Set problem:
Restate the material word for word and leave out anything that is a picture.

Dataset records
——

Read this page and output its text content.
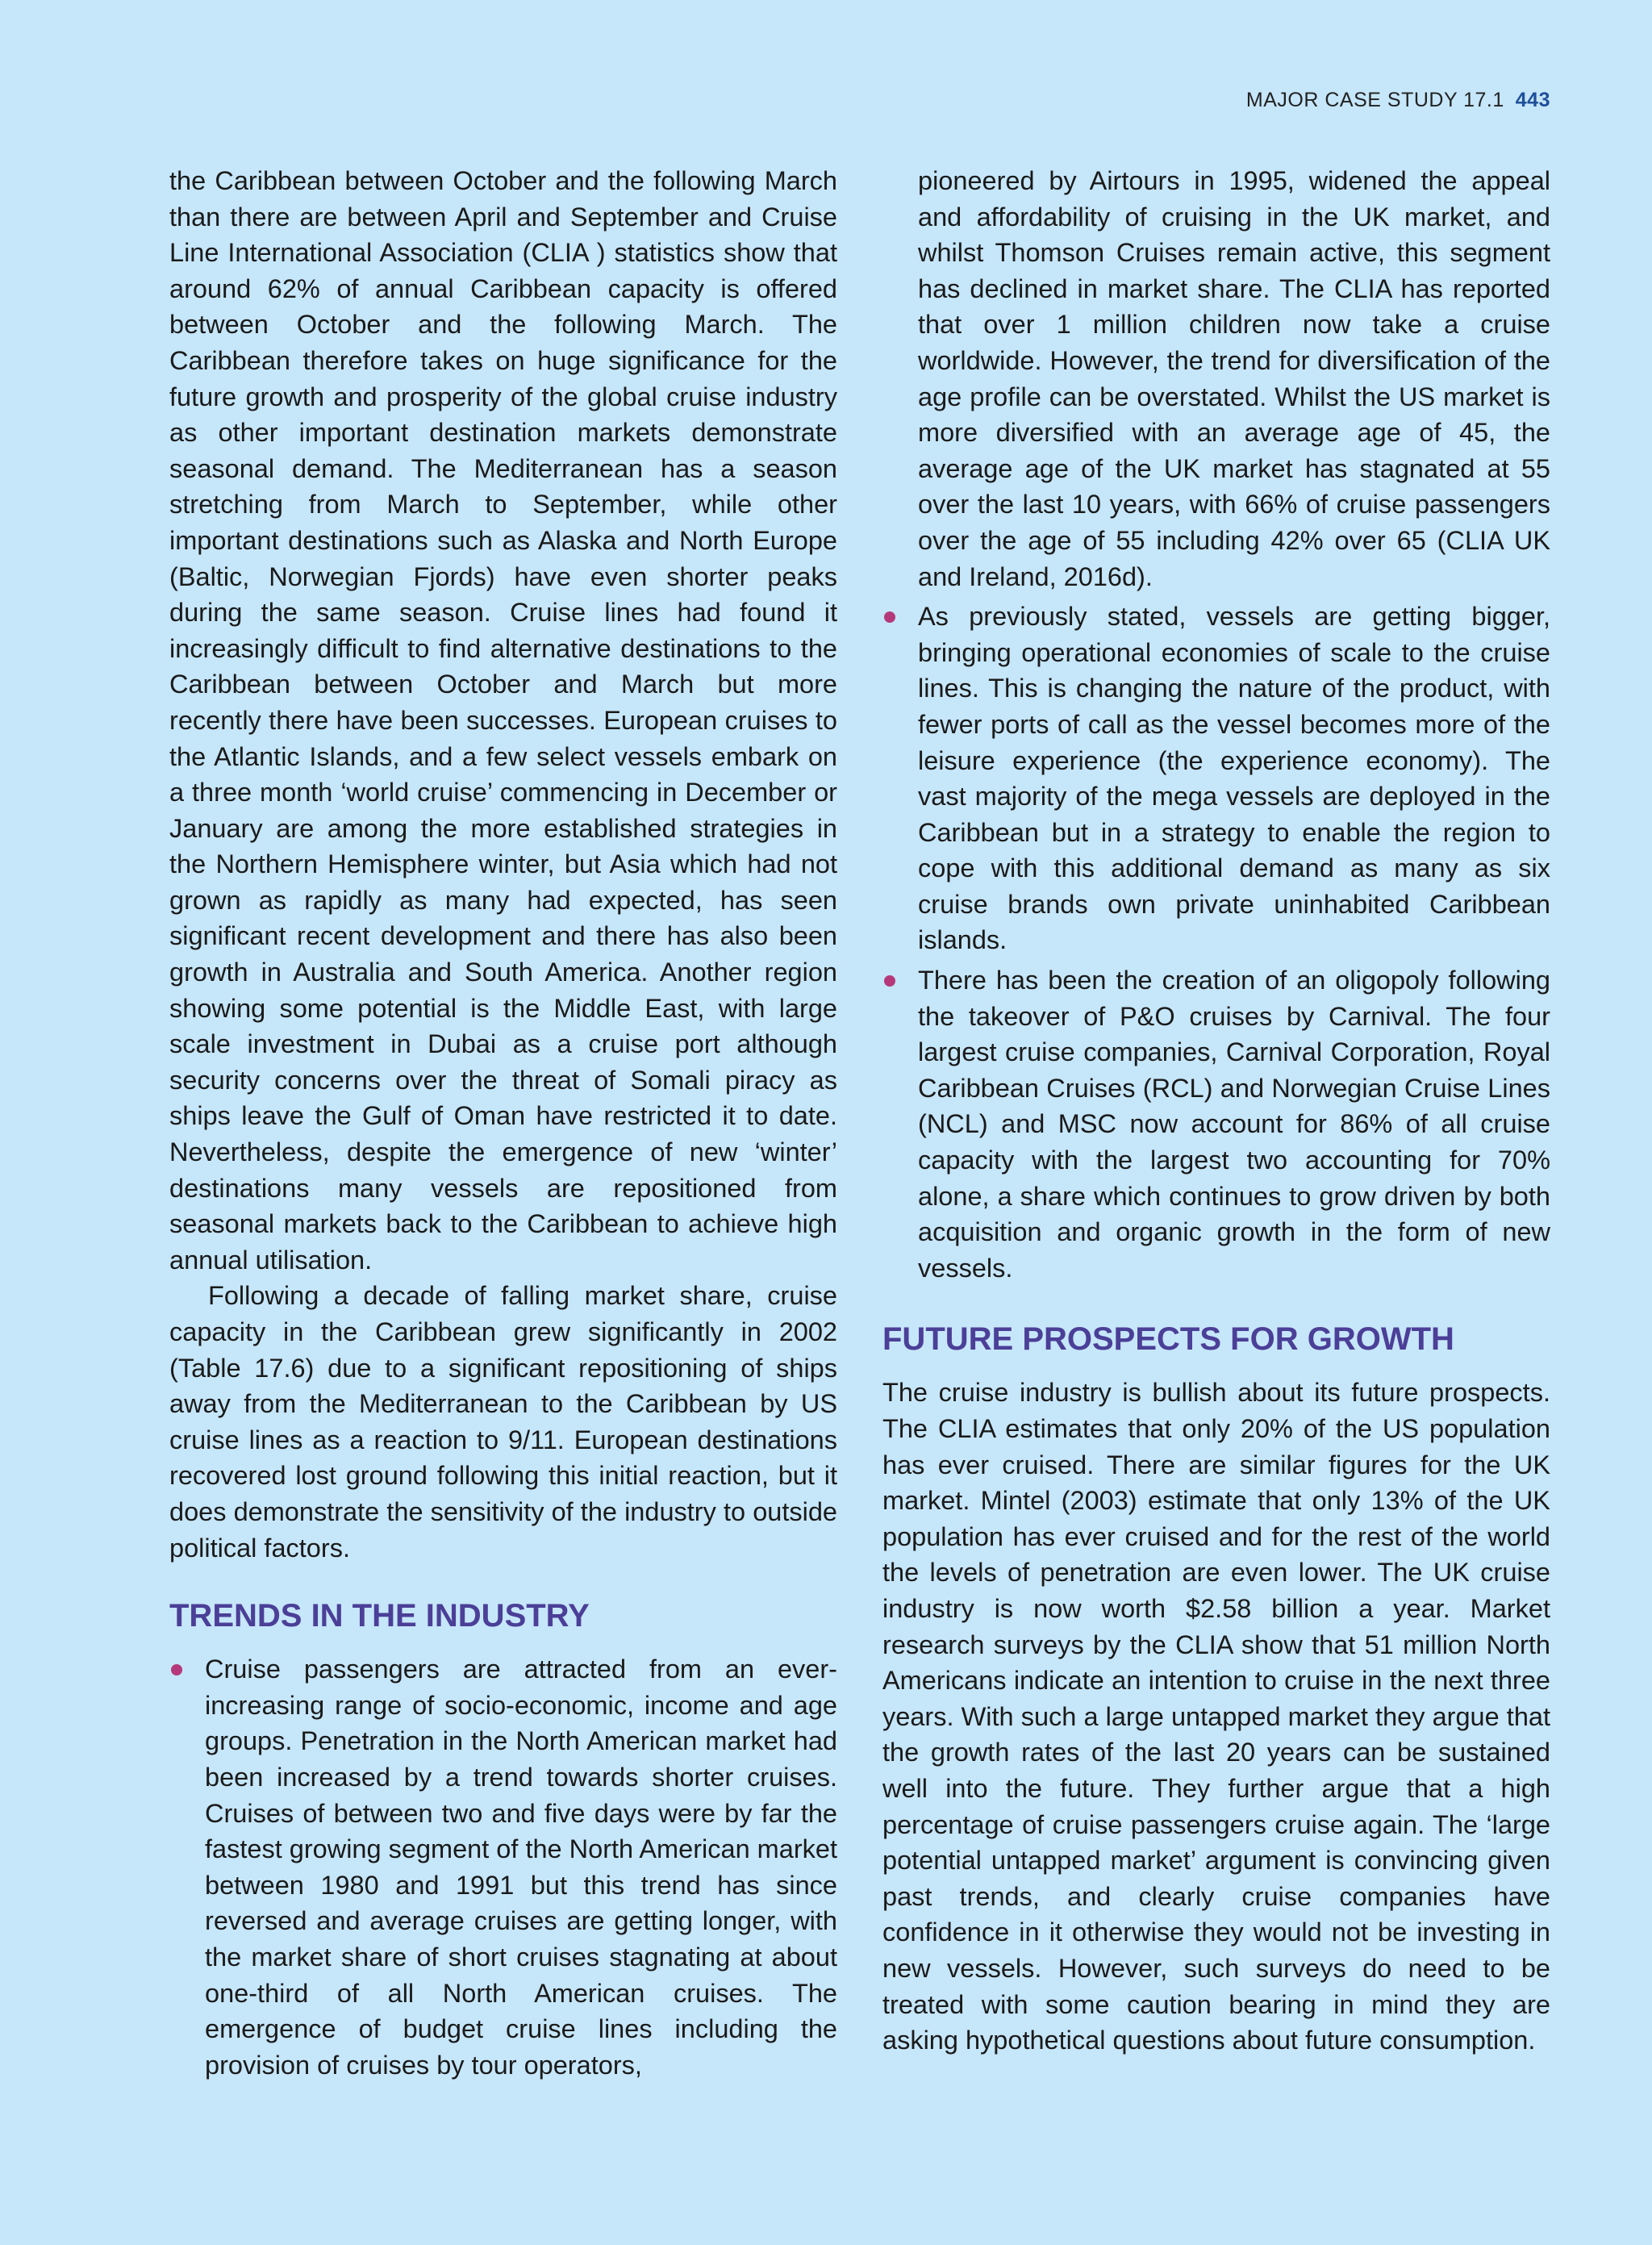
MAJOR CASE STUDY 17.1 443

the Caribbean between October and the following March than there are between April and September and Cruise Line International Association (CLIA ) statistics show that around 62% of annual Caribbean capacity is offered between October and the following March. The Caribbean therefore takes on huge significance for the future growth and prosperity of the global cruise industry as other important destination markets demonstrate seasonal demand. The Mediterranean has a season stretching from March to September, while other important destinations such as Alaska and North Europe (Baltic, Norwegian Fjords) have even shorter peaks during the same season. Cruise lines had found it increasingly difficult to find alternative destinations to the Caribbean between October and March but more recently there have been successes. European cruises to the Atlantic Islands, and a few select vessels embark on a three month ‘world cruise’ commencing in December or January are among the more established strategies in the Northern Hemisphere winter, but Asia which had not grown as rapidly as many had expected, has seen significant recent development and there has also been growth in Australia and South America. Another region showing some potential is the Middle East, with large scale investment in Dubai as a cruise port although security concerns over the threat of Somali piracy as ships leave the Gulf of Oman have restricted it to date. Nevertheless, despite the emergence of new ‘winter’ destinations many vessels are repositioned from seasonal markets back to the Caribbean to achieve high annual utilisation.

Following a decade of falling market share, cruise capacity in the Caribbean grew significantly in 2002 (Table 17.6) due to a significant repositioning of ships away from the Mediterranean to the Caribbean by US cruise lines as a reaction to 9/11. European destinations recovered lost ground following this initial reaction, but it does demonstrate the sensitivity of the industry to outside political factors.

TRENDS IN THE INDUSTRY
Cruise passengers are attracted from an ever-increasing range of socio-economic, income and age groups. Penetration in the North American market had been increased by a trend towards shorter cruises. Cruises of between two and five days were by far the fastest growing segment of the North American market between 1980 and 1991 but this trend has since reversed and average cruises are getting longer, with the market share of short cruises stagnating at about one-third of all North American cruises. The emergence of budget cruise lines including the provision of cruises by tour operators,
pioneered by Airtours in 1995, widened the appeal and affordability of cruising in the UK market, and whilst Thomson Cruises remain active, this segment has declined in market share. The CLIA has reported that over 1 million children now take a cruise worldwide. However, the trend for diversification of the age profile can be overstated. Whilst the US market is more diversified with an average age of 45, the average age of the UK market has stagnated at 55 over the last 10 years, with 66% of cruise passengers over the age of 55 including 42% over 65 (CLIA UK and Ireland, 2016d).
As previously stated, vessels are getting bigger, bringing operational economies of scale to the cruise lines. This is changing the nature of the product, with fewer ports of call as the vessel becomes more of the leisure experience (the experience economy). The vast majority of the mega vessels are deployed in the Caribbean but in a strategy to enable the region to cope with this additional demand as many as six cruise brands own private uninhabited Caribbean islands.
There has been the creation of an oligopoly following the takeover of P&O cruises by Carnival. The four largest cruise companies, Carnival Corporation, Royal Caribbean Cruises (RCL) and Norwegian Cruise Lines (NCL) and MSC now account for 86% of all cruise capacity with the largest two accounting for 70% alone, a share which continues to grow driven by both acquisition and organic growth in the form of new vessels.
FUTURE PROSPECTS FOR GROWTH

The cruise industry is bullish about its future prospects. The CLIA estimates that only 20% of the US population has ever cruised. There are similar figures for the UK market. Mintel (2003) estimate that only 13% of the UK population has ever cruised and for the rest of the world the levels of penetration are even lower. The UK cruise industry is now worth $2.58 billion a year. Market research surveys by the CLIA show that 51 million North Americans indicate an intention to cruise in the next three years. With such a large untapped market they argue that the growth rates of the last 20 years can be sustained well into the future. They further argue that a high percentage of cruise passengers cruise again. The ‘large potential untapped market’ argument is convincing given past trends, and clearly cruise companies have confidence in it otherwise they would not be investing in new vessels. However, such surveys do need to be treated with some caution bearing in mind they are asking hypothetical questions about future consumption.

——

Result of this task:
Read this page and output its text content.
MAJOR CASE STUDY 17.1 443

the Caribbean between October and the following March than there are between April and September and Cruise Line International Association (CLIA ) statistics show that around 62% of annual Caribbean capacity is offered between October and the following March. The Caribbean therefore takes on huge significance for the future growth and prosperity of the global cruise industry as other important destination markets demonstrate seasonal demand. The Mediterranean has a season stretching from March to September, while other important destinations such as Alaska and North Europe (Baltic, Norwegian Fjords) have even shorter peaks during the same season. Cruise lines had found it increasingly difficult to find alternative destinations to the Caribbean between October and March but more recently there have been successes. European cruises to the Atlantic Islands, and a few select vessels embark on a three month ‘world cruise’ commencing in December or January are among the more established strategies in the Northern Hemisphere winter, but Asia which had not grown as rapidly as many had expected, has seen significant recent development and there has also been growth in Australia and South America. Another region showing some potential is the Middle East, with large scale investment in Dubai as a cruise port although security concerns over the threat of Somali piracy as ships leave the Gulf of Oman have restricted it to date. Nevertheless, despite the emergence of new ‘winter’ destinations many vessels are repositioned from seasonal markets back to the Caribbean to achieve high annual utilisation.

Following a decade of falling market share, cruise capacity in the Caribbean grew significantly in 2002 (Table 17.6) due to a significant repositioning of ships away from the Mediterranean to the Caribbean by US cruise lines as a reaction to 9/11. European destinations recovered lost ground following this initial reaction, but it does demonstrate the sensitivity of the industry to outside political factors.

TRENDS IN THE INDUSTRY
Cruise passengers are attracted from an ever-increasing range of socio-economic, income and age groups. Penetration in the North American market had been increased by a trend towards shorter cruises. Cruises of between two and five days were by far the fastest growing segment of the North American market between 1980 and 1991 but this trend has since reversed and average cruises are getting longer, with the market share of short cruises stagnating at about one-third of all North American cruises. The emergence of budget cruise lines including the provision of cruises by tour operators,
pioneered by Airtours in 1995, widened the appeal and affordability of cruising in the UK market, and whilst Thomson Cruises remain active, this segment has declined in market share. The CLIA has reported that over 1 million children now take a cruise worldwide. However, the trend for diversification of the age profile can be overstated. Whilst the US market is more diversified with an average age of 45, the average age of the UK market has stagnated at 55 over the last 10 years, with 66% of cruise passengers over the age of 55 including 42% over 65 (CLIA UK and Ireland, 2016d).
As previously stated, vessels are getting bigger, bringing operational economies of scale to the cruise lines. This is changing the nature of the product, with fewer ports of call as the vessel becomes more of the leisure experience (the experience economy). The vast majority of the mega vessels are deployed in the Caribbean but in a strategy to enable the region to cope with this additional demand as many as six cruise brands own private uninhabited Caribbean islands.
There has been the creation of an oligopoly following the takeover of P&O cruises by Carnival. The four largest cruise companies, Carnival Corporation, Royal Caribbean Cruises (RCL) and Norwegian Cruise Lines (NCL) and MSC now account for 86% of all cruise capacity with the largest two accounting for 70% alone, a share which continues to grow driven by both acquisition and organic growth in the form of new vessels.
FUTURE PROSPECTS FOR GROWTH

The cruise industry is bullish about its future prospects. The CLIA estimates that only 20% of the US population has ever cruised. There are similar figures for the UK market. Mintel (2003) estimate that only 13% of the UK population has ever cruised and for the rest of the world the levels of penetration are even lower. The UK cruise industry is now worth $2.58 billion a year. Market research surveys by the CLIA show that 51 million North Americans indicate an intention to cruise in the next three years. With such a large untapped market they argue that the growth rates of the last 20 years can be sustained well into the future. They further argue that a high percentage of cruise passengers cruise again. The ‘large potential untapped market’ argument is convincing given past trends, and clearly cruise companies have confidence in it otherwise they would not be investing in new vessels. However, such surveys do need to be treated with some caution bearing in mind they are asking hypothetical questions about future consumption.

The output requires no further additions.